§ **Source material**:
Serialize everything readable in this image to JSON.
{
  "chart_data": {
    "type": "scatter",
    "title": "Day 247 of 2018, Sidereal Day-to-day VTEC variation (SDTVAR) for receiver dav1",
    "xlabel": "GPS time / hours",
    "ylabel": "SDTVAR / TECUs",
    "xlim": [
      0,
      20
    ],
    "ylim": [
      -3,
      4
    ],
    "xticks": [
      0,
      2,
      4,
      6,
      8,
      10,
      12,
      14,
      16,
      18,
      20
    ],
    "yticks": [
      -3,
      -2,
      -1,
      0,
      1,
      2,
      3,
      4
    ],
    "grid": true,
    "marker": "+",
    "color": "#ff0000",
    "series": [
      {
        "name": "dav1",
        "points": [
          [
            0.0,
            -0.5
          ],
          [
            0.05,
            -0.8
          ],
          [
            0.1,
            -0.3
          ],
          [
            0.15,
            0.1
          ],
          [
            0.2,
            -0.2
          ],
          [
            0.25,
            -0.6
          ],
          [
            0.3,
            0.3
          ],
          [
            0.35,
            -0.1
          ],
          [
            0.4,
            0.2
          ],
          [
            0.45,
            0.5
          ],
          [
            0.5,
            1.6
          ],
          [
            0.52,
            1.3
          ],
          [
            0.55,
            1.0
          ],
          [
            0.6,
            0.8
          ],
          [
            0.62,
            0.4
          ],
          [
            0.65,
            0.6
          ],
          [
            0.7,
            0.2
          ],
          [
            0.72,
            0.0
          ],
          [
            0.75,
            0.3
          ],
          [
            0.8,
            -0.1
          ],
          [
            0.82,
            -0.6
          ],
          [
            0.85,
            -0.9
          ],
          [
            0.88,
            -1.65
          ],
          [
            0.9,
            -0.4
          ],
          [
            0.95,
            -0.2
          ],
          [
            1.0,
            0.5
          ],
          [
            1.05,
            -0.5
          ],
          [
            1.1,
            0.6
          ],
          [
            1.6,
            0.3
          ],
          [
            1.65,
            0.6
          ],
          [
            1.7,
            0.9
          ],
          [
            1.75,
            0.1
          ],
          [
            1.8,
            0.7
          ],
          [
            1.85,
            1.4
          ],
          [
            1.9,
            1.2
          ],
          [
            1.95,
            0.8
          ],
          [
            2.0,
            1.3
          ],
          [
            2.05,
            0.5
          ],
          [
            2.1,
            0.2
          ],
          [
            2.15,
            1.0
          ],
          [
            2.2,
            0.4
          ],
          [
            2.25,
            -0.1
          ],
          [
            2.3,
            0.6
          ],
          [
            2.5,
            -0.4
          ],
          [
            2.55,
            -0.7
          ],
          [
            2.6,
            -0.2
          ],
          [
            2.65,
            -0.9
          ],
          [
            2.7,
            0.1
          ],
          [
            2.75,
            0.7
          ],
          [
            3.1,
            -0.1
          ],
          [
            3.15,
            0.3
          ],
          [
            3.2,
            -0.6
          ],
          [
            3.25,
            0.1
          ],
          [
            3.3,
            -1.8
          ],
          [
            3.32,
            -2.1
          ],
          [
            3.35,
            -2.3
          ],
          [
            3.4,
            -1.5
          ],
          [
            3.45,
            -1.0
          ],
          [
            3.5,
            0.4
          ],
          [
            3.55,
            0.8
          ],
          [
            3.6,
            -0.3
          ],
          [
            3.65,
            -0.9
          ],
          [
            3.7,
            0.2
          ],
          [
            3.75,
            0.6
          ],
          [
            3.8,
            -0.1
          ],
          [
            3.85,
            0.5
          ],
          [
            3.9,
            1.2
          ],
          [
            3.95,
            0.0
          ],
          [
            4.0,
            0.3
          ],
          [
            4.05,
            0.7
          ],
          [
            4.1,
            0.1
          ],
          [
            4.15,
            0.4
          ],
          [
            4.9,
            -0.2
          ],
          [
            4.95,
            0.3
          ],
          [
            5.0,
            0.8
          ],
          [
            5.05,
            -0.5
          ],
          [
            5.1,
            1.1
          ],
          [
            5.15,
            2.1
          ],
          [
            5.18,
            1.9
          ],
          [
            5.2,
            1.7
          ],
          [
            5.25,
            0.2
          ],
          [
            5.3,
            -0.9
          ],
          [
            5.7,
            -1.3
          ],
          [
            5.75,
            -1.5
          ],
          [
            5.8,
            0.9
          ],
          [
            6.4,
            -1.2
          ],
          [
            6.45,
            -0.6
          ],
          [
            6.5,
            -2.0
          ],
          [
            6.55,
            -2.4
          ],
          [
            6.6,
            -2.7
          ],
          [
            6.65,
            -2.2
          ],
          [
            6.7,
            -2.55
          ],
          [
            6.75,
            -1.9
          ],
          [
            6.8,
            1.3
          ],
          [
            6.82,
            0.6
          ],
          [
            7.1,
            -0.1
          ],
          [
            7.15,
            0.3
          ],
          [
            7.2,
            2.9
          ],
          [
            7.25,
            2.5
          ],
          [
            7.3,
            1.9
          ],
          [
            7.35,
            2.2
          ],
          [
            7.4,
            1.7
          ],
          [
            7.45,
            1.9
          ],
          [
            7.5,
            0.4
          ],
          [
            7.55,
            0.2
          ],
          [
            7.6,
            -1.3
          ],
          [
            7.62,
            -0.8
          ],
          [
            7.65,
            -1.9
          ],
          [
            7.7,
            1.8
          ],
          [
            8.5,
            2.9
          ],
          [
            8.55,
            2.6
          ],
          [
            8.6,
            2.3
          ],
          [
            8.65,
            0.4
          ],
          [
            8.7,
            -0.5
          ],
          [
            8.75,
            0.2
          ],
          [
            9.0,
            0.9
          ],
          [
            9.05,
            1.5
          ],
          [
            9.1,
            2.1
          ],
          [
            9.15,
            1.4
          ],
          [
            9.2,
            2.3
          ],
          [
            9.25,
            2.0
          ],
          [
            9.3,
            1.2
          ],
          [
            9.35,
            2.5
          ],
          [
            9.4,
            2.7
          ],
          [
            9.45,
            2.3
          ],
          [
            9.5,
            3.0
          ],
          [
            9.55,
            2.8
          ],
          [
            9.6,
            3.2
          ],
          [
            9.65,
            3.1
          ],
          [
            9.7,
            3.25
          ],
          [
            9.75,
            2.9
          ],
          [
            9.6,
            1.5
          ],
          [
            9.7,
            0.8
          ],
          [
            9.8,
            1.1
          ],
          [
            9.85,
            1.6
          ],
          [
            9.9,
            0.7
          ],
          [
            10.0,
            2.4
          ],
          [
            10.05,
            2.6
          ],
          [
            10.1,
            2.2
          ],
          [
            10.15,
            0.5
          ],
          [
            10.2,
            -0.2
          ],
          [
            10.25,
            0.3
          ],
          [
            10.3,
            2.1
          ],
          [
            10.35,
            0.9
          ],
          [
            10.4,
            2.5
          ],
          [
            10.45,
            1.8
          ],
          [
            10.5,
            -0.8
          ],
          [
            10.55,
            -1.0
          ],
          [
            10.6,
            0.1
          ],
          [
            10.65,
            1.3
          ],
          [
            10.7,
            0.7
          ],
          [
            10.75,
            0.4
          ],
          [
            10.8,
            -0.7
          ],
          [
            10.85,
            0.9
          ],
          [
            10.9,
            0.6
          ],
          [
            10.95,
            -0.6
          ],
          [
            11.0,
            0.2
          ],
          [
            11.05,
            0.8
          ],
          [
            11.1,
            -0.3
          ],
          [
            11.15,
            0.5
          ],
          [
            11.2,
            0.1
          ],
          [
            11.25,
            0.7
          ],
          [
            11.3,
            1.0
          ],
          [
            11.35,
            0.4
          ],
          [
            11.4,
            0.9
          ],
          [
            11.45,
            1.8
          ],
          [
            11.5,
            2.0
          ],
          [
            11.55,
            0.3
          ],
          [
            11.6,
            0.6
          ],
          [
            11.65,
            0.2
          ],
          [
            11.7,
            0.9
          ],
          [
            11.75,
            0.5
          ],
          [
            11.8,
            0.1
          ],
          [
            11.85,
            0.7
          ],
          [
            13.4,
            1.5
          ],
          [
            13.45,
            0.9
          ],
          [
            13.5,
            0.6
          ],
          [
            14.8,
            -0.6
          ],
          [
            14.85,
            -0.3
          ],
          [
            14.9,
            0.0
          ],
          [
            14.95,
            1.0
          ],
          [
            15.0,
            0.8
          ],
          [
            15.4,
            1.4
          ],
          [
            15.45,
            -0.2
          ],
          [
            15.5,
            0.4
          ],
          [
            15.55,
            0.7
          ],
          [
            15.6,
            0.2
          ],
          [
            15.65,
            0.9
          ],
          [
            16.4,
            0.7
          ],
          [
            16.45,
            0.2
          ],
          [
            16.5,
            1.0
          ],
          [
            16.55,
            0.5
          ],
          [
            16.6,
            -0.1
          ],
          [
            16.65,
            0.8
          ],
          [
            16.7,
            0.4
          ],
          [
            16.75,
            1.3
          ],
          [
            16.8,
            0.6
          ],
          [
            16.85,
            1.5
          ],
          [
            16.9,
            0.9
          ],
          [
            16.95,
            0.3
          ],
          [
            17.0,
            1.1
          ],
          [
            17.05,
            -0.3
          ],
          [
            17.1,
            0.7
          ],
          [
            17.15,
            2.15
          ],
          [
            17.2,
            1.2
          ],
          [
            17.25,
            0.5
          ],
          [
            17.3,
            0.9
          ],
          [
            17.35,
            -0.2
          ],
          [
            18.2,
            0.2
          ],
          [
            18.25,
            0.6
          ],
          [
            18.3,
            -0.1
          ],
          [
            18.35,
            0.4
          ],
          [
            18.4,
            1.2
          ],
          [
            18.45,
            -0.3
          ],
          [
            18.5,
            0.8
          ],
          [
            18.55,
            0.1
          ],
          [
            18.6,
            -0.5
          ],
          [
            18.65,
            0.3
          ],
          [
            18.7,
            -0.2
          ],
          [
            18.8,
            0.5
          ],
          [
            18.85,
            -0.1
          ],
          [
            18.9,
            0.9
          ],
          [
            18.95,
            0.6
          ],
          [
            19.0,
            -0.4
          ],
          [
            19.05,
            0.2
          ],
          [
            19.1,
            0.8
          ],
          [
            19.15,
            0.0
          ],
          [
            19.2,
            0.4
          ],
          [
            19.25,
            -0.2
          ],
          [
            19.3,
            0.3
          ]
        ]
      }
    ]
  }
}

§ **Your instructions**: In the listing above, locate each line with "SDTVAR" and copy it.

§ **Response below**:
    "title": "Day 247 of 2018, Sidereal Day-to-day VTEC variation (SDTVAR) for receiver dav1",
    "ylabel": "SDTVAR / TECUs",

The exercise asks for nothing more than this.